WHAT TO WORK ON => Gather, from the data below, each line in which the word "subtitle" occurs.

DATA =>

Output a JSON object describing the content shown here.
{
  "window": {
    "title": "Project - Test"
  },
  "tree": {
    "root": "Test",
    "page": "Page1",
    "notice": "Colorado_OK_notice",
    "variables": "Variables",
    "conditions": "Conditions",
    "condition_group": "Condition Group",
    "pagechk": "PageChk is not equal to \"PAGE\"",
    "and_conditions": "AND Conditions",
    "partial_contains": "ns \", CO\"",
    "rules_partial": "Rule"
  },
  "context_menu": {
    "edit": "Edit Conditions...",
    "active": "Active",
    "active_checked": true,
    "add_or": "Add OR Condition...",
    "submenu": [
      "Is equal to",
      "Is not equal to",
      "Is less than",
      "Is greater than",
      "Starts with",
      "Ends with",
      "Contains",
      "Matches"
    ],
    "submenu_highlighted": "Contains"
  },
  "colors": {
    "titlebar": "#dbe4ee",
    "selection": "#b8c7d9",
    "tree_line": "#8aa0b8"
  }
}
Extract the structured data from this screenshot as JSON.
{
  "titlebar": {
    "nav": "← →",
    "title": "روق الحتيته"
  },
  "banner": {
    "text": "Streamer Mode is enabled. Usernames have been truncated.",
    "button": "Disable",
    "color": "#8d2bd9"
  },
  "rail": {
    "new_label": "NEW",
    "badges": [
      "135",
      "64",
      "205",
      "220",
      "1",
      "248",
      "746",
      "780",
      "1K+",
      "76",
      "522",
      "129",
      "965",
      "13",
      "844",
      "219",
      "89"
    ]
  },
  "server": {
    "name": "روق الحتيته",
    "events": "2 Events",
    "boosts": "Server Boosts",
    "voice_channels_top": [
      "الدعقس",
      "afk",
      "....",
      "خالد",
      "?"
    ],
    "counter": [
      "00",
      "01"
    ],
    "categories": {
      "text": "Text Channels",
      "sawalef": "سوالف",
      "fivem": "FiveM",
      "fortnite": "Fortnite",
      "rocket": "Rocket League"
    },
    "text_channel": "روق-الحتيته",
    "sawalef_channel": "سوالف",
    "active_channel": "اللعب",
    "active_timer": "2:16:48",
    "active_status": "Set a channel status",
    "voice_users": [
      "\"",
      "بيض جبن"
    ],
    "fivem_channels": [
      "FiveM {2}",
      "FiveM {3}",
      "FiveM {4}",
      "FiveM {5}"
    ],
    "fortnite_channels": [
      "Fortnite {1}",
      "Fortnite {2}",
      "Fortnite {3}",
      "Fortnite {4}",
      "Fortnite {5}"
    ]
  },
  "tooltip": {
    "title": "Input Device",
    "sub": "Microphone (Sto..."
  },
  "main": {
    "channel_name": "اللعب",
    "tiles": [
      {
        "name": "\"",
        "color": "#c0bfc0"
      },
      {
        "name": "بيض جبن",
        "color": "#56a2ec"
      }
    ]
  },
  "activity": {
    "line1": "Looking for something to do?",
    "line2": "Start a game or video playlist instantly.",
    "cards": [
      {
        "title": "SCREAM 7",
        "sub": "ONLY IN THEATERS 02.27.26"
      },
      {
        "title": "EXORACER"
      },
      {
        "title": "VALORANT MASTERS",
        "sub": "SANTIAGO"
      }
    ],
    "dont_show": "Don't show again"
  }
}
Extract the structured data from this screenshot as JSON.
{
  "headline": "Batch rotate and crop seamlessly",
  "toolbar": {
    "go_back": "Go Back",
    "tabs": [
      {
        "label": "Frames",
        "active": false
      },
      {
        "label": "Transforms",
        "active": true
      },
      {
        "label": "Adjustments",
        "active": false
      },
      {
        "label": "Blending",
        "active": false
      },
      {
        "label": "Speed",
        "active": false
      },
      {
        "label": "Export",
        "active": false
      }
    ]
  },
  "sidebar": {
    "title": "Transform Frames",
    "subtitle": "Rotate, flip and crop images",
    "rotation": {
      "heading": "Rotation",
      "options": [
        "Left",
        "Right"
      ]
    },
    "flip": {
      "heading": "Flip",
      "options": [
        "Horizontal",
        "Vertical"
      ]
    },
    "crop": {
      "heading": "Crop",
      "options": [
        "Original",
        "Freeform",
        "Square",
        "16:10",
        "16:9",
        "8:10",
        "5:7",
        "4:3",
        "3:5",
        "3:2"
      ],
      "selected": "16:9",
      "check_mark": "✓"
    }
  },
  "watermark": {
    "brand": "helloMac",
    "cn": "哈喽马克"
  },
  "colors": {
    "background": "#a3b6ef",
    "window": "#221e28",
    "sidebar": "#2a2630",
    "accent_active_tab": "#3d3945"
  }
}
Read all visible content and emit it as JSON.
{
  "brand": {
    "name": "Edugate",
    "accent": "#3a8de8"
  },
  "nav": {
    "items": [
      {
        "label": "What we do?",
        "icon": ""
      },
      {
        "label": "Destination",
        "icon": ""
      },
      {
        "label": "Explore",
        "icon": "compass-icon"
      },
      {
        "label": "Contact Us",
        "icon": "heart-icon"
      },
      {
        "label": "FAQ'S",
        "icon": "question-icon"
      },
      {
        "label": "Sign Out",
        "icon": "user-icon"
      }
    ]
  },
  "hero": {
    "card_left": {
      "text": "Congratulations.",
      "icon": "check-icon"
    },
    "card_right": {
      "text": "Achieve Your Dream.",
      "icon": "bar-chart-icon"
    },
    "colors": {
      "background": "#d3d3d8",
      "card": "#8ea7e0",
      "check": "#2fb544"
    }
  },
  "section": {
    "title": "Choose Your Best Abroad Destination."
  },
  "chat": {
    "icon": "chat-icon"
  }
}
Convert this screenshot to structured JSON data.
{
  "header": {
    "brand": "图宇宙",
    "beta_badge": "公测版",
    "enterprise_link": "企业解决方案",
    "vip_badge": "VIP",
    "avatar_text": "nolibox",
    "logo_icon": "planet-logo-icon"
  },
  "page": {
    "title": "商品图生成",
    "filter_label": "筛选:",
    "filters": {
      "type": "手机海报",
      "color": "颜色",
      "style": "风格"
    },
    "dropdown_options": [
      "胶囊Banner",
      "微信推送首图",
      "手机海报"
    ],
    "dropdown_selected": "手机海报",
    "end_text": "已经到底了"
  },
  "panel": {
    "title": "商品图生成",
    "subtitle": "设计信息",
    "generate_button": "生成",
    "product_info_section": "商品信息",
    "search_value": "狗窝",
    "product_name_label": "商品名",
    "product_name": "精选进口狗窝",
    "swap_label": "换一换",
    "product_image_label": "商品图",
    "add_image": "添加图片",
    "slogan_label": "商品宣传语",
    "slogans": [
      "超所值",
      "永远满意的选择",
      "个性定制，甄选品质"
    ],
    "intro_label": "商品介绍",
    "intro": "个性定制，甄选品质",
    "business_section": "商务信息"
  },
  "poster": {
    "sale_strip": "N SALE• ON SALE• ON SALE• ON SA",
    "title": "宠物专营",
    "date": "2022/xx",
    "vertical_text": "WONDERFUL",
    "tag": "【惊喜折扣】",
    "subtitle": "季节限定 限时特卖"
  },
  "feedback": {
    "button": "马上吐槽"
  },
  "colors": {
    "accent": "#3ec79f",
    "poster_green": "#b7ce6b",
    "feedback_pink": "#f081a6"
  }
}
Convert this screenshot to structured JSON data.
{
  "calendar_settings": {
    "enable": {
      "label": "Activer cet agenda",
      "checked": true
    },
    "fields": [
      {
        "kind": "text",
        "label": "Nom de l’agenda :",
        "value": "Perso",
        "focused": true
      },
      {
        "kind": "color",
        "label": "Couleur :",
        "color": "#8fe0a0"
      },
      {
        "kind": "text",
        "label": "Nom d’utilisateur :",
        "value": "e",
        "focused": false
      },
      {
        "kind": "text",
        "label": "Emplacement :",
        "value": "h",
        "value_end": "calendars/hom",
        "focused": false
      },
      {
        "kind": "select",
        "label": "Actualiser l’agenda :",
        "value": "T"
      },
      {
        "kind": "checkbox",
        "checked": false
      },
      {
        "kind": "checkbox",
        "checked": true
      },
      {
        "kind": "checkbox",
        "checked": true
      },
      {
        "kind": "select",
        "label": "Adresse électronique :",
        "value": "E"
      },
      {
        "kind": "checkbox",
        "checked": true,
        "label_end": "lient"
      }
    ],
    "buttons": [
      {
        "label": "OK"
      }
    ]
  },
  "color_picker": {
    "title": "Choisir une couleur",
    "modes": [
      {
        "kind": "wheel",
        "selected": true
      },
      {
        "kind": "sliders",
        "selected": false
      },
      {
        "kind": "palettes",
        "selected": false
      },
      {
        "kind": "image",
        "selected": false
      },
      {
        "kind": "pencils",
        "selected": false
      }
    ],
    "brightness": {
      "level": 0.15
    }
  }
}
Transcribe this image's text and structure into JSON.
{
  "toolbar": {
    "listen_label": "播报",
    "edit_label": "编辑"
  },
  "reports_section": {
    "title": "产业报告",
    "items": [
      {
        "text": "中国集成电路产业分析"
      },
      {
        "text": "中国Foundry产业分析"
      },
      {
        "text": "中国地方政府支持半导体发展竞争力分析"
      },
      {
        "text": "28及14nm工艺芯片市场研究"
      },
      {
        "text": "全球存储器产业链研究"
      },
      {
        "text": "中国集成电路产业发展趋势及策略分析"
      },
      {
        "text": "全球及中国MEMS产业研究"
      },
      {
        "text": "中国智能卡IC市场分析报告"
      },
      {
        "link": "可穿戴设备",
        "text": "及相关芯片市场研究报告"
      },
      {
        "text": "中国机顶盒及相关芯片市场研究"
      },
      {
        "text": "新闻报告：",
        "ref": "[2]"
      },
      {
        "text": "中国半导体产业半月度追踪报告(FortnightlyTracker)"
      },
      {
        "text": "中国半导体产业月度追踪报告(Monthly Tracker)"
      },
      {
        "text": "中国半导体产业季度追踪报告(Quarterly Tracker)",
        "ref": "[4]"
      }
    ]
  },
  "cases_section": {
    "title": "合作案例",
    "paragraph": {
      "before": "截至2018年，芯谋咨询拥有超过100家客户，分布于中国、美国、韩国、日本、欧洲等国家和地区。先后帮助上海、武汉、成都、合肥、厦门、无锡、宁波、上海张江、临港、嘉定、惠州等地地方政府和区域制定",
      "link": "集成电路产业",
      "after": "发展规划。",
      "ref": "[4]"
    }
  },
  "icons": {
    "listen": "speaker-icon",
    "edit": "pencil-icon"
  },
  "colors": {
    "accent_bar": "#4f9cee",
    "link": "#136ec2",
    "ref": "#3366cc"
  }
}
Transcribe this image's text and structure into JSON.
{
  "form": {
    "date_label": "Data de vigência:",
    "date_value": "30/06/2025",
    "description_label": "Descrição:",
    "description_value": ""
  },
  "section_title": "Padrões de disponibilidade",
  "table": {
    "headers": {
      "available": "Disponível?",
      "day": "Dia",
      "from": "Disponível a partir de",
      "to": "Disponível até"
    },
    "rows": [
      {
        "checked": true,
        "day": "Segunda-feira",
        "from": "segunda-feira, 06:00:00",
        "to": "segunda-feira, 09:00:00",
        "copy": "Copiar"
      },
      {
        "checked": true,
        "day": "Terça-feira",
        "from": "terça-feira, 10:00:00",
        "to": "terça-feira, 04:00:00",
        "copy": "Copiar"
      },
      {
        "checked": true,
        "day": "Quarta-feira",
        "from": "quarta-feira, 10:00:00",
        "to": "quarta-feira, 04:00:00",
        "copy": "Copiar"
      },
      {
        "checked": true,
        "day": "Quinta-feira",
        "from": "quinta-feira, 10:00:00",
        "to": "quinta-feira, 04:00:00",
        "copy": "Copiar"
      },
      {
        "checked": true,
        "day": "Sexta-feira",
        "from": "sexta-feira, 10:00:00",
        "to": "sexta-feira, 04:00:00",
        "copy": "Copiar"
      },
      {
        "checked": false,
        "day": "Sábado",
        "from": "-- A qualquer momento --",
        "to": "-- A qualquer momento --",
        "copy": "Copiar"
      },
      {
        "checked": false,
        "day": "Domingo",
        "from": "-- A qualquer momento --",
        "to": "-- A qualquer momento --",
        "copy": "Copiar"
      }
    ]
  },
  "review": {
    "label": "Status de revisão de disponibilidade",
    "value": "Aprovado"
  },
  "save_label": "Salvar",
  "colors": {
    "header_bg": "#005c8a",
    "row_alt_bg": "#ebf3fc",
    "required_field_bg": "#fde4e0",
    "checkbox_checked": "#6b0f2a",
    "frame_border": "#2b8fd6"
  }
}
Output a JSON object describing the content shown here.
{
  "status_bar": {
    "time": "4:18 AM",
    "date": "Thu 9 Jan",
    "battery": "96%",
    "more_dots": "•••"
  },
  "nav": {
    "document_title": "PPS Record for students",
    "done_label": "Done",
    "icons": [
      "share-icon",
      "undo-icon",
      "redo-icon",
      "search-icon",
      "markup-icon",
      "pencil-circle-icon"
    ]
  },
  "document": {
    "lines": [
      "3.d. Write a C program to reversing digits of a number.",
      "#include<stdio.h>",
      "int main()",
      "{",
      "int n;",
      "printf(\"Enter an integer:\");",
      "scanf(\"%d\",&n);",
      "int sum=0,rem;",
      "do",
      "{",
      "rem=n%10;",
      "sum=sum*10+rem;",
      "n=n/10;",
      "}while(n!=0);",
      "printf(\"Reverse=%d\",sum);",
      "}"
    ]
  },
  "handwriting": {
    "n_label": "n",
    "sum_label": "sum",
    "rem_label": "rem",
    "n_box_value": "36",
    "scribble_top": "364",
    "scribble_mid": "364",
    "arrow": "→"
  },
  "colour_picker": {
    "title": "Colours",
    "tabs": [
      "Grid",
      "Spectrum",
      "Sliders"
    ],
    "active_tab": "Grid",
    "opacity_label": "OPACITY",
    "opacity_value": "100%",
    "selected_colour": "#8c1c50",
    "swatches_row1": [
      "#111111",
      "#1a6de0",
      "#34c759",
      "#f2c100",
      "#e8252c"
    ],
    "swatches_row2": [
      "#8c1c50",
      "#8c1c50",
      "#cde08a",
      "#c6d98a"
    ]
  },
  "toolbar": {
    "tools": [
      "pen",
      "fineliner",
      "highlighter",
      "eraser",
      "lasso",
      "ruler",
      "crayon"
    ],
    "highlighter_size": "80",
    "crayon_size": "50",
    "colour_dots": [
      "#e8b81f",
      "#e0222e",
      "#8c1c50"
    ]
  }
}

COMPLETED EXERCISE =>
    "subtitle": "Rotate, flip and crop images",
    "subtitle": "设计信息",
    "subtitle": "季节限定 限时特卖"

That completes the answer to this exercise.